== Items from a figure collection ==
|---|

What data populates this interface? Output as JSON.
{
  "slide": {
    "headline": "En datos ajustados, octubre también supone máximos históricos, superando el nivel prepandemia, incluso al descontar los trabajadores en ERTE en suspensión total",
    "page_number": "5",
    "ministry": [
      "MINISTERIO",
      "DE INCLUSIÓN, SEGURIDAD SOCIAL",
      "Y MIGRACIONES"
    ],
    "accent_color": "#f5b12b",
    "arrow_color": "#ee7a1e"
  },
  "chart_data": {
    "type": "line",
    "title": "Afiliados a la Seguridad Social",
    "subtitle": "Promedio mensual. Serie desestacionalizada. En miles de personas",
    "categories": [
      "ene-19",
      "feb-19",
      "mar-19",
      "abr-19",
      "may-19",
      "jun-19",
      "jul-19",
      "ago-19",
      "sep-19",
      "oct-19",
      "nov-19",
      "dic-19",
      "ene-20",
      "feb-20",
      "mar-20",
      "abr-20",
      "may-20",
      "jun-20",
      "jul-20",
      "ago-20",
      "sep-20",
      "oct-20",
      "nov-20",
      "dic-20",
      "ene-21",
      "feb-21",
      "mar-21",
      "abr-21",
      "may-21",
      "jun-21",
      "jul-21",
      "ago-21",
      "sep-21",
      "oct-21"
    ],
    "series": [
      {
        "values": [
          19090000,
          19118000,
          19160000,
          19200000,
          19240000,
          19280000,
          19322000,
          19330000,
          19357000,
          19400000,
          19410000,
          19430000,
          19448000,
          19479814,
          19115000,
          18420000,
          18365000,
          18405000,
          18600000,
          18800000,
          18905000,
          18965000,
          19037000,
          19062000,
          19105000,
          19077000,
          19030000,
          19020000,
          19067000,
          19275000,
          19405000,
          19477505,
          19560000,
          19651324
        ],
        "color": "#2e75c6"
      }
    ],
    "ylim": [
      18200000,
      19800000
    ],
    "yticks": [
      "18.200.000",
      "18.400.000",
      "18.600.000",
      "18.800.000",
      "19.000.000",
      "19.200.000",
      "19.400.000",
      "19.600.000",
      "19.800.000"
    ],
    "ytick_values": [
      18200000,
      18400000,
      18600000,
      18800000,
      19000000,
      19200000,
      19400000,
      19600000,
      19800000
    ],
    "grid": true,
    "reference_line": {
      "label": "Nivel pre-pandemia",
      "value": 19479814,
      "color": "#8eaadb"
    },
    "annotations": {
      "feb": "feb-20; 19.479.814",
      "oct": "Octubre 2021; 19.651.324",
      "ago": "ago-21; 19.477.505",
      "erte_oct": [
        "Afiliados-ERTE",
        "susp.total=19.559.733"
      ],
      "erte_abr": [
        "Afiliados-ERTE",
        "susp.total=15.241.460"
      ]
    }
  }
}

|---|

== Task goal ==
Copy out all the entries shown above, character for character.

== Exercise result ==
What data populates this interface? Output as JSON.
{
  "slide": {
    "headline": "En datos ajustados, octubre también supone máximos históricos, superando el nivel prepandemia, incluso al descontar los trabajadores en ERTE en suspensión total",
    "page_number": "5",
    "ministry": [
      "MINISTERIO",
      "DE INCLUSIÓN, SEGURIDAD SOCIAL",
      "Y MIGRACIONES"
    ],
    "accent_color": "#f5b12b",
    "arrow_color": "#ee7a1e"
  },
  "chart_data": {
    "type": "line",
    "title": "Afiliados a la Seguridad Social",
    "subtitle": "Promedio mensual. Serie desestacionalizada. En miles de personas",
    "categories": [
      "ene-19",
      "feb-19",
      "mar-19",
      "abr-19",
      "may-19",
      "jun-19",
      "jul-19",
      "ago-19",
      "sep-19",
      "oct-19",
      "nov-19",
      "dic-19",
      "ene-20",
      "feb-20",
      "mar-20",
      "abr-20",
      "may-20",
      "jun-20",
      "jul-20",
      "ago-20",
      "sep-20",
      "oct-20",
      "nov-20",
      "dic-20",
      "ene-21",
      "feb-21",
      "mar-21",
      "abr-21",
      "may-21",
      "jun-21",
      "jul-21",
      "ago-21",
      "sep-21",
      "oct-21"
    ],
    "series": [
      {
        "values": [
          19090000,
          19118000,
          19160000,
          19200000,
          19240000,
          19280000,
          19322000,
          19330000,
          19357000,
          19400000,
          19410000,
          19430000,
          19448000,
          19479814,
          19115000,
          18420000,
          18365000,
          18405000,
          18600000,
          18800000,
          18905000,
          18965000,
          19037000,
          19062000,
          19105000,
          19077000,
          19030000,
          19020000,
          19067000,
          19275000,
          19405000,
          19477505,
          19560000,
          19651324
        ],
        "color": "#2e75c6"
      }
    ],
    "ylim": [
      18200000,
      19800000
    ],
    "yticks": [
      "18.200.000",
      "18.400.000",
      "18.600.000",
      "18.800.000",
      "19.000.000",
      "19.200.000",
      "19.400.000",
      "19.600.000",
      "19.800.000"
    ],
    "ytick_values": [
      18200000,
      18400000,
      18600000,
      18800000,
      19000000,
      19200000,
      19400000,
      19600000,
      19800000
    ],
    "grid": true,
    "reference_line": {
      "label": "Nivel pre-pandemia",
      "value": 19479814,
      "color": "#8eaadb"
    },
    "annotations": {
      "feb": "feb-20; 19.479.814",
      "oct": "Octubre 2021; 19.651.324",
      "ago": "ago-21; 19.477.505",
      "erte_oct": [
        "Afiliados-ERTE",
        "susp.total=19.559.733"
      ],
      "erte_abr": [
        "Afiliados-ERTE",
        "susp.total=15.241.460"
      ]
    }
  }
}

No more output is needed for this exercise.